Instructions for the task:
Write out each line from the data below that includes the word "JSON".

Extracted records:

········

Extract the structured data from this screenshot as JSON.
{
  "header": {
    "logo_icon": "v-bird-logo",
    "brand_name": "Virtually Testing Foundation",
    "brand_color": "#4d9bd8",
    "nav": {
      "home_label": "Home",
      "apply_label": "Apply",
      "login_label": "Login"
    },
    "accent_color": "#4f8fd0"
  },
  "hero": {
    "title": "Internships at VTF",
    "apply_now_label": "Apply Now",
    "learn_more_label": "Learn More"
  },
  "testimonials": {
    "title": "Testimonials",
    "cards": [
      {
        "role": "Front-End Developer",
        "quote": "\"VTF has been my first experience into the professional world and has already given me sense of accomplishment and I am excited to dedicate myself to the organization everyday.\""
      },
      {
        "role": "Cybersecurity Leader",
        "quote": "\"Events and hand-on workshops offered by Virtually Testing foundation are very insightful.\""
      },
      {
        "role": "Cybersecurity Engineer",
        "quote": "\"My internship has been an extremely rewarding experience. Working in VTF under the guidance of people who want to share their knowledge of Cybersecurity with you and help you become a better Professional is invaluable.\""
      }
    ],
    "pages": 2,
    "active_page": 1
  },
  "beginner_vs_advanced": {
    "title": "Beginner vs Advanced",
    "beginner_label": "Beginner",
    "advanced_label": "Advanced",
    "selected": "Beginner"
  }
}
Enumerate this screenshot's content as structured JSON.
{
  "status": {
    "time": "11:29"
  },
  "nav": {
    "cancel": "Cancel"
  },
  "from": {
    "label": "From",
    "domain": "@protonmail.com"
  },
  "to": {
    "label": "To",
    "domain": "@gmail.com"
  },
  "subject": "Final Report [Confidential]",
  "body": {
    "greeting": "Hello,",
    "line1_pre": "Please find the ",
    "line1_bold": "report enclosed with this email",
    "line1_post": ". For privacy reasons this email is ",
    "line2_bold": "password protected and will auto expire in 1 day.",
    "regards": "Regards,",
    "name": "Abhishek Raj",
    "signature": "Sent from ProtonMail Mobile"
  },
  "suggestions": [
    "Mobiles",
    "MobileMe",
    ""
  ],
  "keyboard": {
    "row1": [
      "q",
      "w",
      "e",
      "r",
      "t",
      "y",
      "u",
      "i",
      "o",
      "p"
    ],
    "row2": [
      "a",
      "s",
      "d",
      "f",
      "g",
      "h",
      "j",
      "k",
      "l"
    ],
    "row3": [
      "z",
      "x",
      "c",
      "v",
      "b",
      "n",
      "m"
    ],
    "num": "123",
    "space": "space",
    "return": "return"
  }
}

········

Answer to the exercise:
Extract the structured data from this screenshot as JSON.
Enumerate this screenshot's content as structured JSON.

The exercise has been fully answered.